What is asked:
Each entry that follows must be output without any deviation.

□ □ □ □

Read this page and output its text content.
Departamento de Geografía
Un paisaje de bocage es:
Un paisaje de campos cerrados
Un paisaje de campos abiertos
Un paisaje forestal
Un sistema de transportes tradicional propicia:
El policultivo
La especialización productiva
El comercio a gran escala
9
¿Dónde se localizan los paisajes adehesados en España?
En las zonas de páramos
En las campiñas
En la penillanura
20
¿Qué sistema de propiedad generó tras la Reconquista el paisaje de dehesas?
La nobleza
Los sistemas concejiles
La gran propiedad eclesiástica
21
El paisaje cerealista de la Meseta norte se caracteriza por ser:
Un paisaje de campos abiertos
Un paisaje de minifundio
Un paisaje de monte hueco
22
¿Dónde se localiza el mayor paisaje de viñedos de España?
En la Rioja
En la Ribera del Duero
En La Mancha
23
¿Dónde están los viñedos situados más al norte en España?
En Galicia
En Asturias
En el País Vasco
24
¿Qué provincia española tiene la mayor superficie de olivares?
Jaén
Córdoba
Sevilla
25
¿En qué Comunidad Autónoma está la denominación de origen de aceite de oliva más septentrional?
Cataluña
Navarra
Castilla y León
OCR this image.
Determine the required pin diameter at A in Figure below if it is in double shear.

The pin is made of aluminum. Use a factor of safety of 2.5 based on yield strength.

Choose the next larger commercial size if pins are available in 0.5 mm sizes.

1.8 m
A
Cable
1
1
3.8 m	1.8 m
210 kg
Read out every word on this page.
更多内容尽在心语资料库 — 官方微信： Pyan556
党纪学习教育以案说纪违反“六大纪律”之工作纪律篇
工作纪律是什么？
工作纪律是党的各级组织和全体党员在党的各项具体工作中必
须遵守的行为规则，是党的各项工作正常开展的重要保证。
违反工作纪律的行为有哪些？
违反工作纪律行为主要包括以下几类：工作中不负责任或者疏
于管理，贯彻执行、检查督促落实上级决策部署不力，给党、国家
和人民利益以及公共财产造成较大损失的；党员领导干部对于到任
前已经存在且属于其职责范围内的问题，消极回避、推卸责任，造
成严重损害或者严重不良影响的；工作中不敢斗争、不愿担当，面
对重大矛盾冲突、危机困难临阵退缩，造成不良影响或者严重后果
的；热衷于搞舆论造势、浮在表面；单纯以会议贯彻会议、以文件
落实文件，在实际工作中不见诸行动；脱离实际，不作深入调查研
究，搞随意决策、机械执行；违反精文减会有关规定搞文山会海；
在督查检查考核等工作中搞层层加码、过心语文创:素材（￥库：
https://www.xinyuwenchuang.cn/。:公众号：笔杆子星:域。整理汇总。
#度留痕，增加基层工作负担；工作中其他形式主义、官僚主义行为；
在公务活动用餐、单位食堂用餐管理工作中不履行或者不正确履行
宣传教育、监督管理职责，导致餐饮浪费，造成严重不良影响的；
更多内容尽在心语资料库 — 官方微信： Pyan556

□ □ □ □

Task result:
Read this page and output its text content.
Departamento de Geografía
Un paisaje de bocage es:
Un paisaje de campos cerrados
Un paisaje de campos abiertos
Un paisaje forestal
Un sistema de transportes tradicional propicia:
El policultivo
La especialización productiva
El comercio a gran escala
9
¿Dónde se localizan los paisajes adehesados en España?
En las zonas de páramos
En las campiñas
En la penillanura
20
¿Qué sistema de propiedad generó tras la Reconquista el paisaje de dehesas?
La nobleza
Los sistemas concejiles
La gran propiedad eclesiástica
21
El paisaje cerealista de la Meseta norte se caracteriza por ser:
Un paisaje de campos abiertos
Un paisaje de minifundio
Un paisaje de monte hueco
22
¿Dónde se localiza el mayor paisaje de viñedos de España?
En la Rioja
En la Ribera del Duero
En La Mancha
23
¿Dónde están los viñedos situados más al norte en España?
En Galicia
En Asturias
En el País Vasco
24
¿Qué provincia española tiene la mayor superficie de olivares?
Jaén
Córdoba
Sevilla
25
¿En qué Comunidad Autónoma está la denominación de origen de aceite de oliva más septentrional?
Cataluña
Navarra
Castilla y León
OCR this image.
Determine the required pin diameter at A in Figure below if it is in double shear.

The pin is made of aluminum. Use a factor of safety of 2.5 based on yield strength.

Choose the next larger commercial size if pins are available in 0.5 mm sizes.

1.8 m
A
Cable
1
1
3.8 m	1.8 m
210 kg
Read out every word on this page.
更多内容尽在心语资料库 — 官方微信： Pyan556
党纪学习教育以案说纪违反“六大纪律”之工作纪律篇
工作纪律是什么？
工作纪律是党的各级组织和全体党员在党的各项具体工作中必
须遵守的行为规则，是党的各项工作正常开展的重要保证。
违反工作纪律的行为有哪些？
违反工作纪律行为主要包括以下几类：工作中不负责任或者疏
于管理，贯彻执行、检查督促落实上级决策部署不力，给党、国家
和人民利益以及公共财产造成较大损失的；党员领导干部对于到任
前已经存在且属于其职责范围内的问题，消极回避、推卸责任，造
成严重损害或者严重不良影响的；工作中不敢斗争、不愿担当，面
对重大矛盾冲突、危机困难临阵退缩，造成不良影响或者严重后果
的；热衷于搞舆论造势、浮在表面；单纯以会议贯彻会议、以文件
落实文件，在实际工作中不见诸行动；脱离实际，不作深入调查研
究，搞随意决策、机械执行；违反精文减会有关规定搞文山会海；
在督查检查考核等工作中搞层层加码、过心语文创:素材（￥库：
https://www.xinyuwenchuang.cn/。:公众号：笔杆子星:域。整理汇总。
#度留痕，增加基层工作负担；工作中其他形式主义、官僚主义行为；
在公务活动用餐、单位食堂用餐管理工作中不履行或者不正确履行
宣传教育、监督管理职责，导致餐饮浪费，造成严重不良影响的；
更多内容尽在心语资料库 — 官方微信： Pyan556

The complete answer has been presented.